##### Data shown #####

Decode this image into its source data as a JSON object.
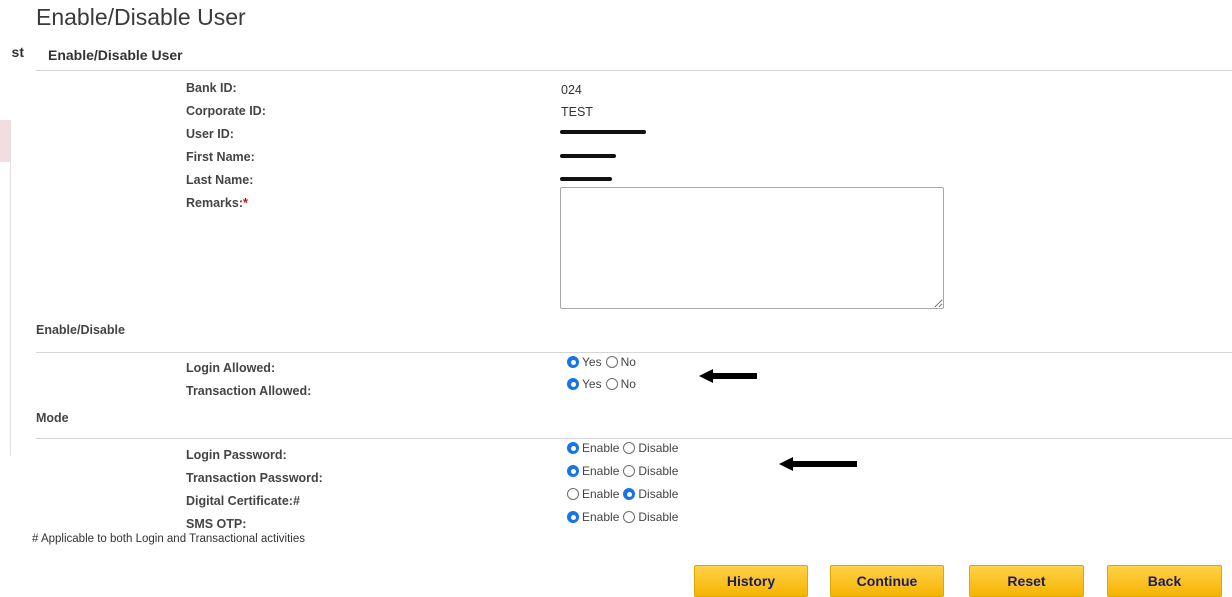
{
  "page": {
    "title": "Enable/Disable User",
    "cutoff_fragment": "st"
  },
  "section": {
    "title": "Enable/Disable User"
  },
  "details": [
    {
      "label": "Bank ID:",
      "value": "024"
    },
    {
      "label": "Corporate ID:",
      "value": "TEST"
    },
    {
      "label": "User ID:",
      "value": ""
    },
    {
      "label": "First Name:",
      "value": ""
    },
    {
      "label": "Last Name:",
      "value": ""
    }
  ],
  "remarks": {
    "label": "Remarks:",
    "required_mark": "*",
    "value": ""
  },
  "enable_disable": {
    "group_label": "Enable/Disable",
    "rows": [
      {
        "label": "Login Allowed:",
        "options": [
          "Yes",
          "No"
        ],
        "selected": "Yes"
      },
      {
        "label": "Transaction Allowed:",
        "options": [
          "Yes",
          "No"
        ],
        "selected": "Yes"
      }
    ]
  },
  "mode": {
    "group_label": "Mode",
    "rows": [
      {
        "label": "Login Password:",
        "options": [
          "Enable",
          "Disable"
        ],
        "selected": "Enable"
      },
      {
        "label": "Transaction Password:",
        "options": [
          "Enable",
          "Disable"
        ],
        "selected": "Enable"
      },
      {
        "label": "Digital Certificate:#",
        "options": [
          "Enable",
          "Disable"
        ],
        "selected": "Disable"
      },
      {
        "label": "SMS OTP:",
        "options": [
          "Enable",
          "Disable"
        ],
        "selected": "Enable"
      }
    ]
  },
  "footnote": "# Applicable to both Login and Transactional activities",
  "buttons": {
    "history": "History",
    "continue": "Continue",
    "reset": "Reset",
    "back": "Back"
  },
  "colors": {
    "button_bg": "#f5b400",
    "button_text": "#1c1c5c",
    "radio_selected": "#1a73e8",
    "required": "#d00000"
  },
  "icons": [
    "left-arrow-icon",
    "resize-handle-icon"
  ]
}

#####

**Written exercise:**
Repeat the material above word for word and skip every image in it.

**Expected answer:**
Decode this image into its source data as a JSON object.
{
  "page": {
    "title": "Enable/Disable User",
    "cutoff_fragment": "st"
  },
  "section": {
    "title": "Enable/Disable User"
  },
  "details": [
    {
      "label": "Bank ID:",
      "value": "024"
    },
    {
      "label": "Corporate ID:",
      "value": "TEST"
    },
    {
      "label": "User ID:",
      "value": ""
    },
    {
      "label": "First Name:",
      "value": ""
    },
    {
      "label": "Last Name:",
      "value": ""
    }
  ],
  "remarks": {
    "label": "Remarks:",
    "required_mark": "*",
    "value": ""
  },
  "enable_disable": {
    "group_label": "Enable/Disable",
    "rows": [
      {
        "label": "Login Allowed:",
        "options": [
          "Yes",
          "No"
        ],
        "selected": "Yes"
      },
      {
        "label": "Transaction Allowed:",
        "options": [
          "Yes",
          "No"
        ],
        "selected": "Yes"
      }
    ]
  },
  "mode": {
    "group_label": "Mode",
    "rows": [
      {
        "label": "Login Password:",
        "options": [
          "Enable",
          "Disable"
        ],
        "selected": "Enable"
      },
      {
        "label": "Transaction Password:",
        "options": [
          "Enable",
          "Disable"
        ],
        "selected": "Enable"
      },
      {
        "label": "Digital Certificate:#",
        "options": [
          "Enable",
          "Disable"
        ],
        "selected": "Disable"
      },
      {
        "label": "SMS OTP:",
        "options": [
          "Enable",
          "Disable"
        ],
        "selected": "Enable"
      }
    ]
  },
  "footnote": "# Applicable to both Login and Transactional activities",
  "buttons": {
    "history": "History",
    "continue": "Continue",
    "reset": "Reset",
    "back": "Back"
  },
  "colors": {
    "button_bg": "#f5b400",
    "button_text": "#1c1c5c",
    "radio_selected": "#1a73e8",
    "required": "#d00000"
  },
  "icons": [
    "left-arrow-icon",
    "resize-handle-icon"
  ]
}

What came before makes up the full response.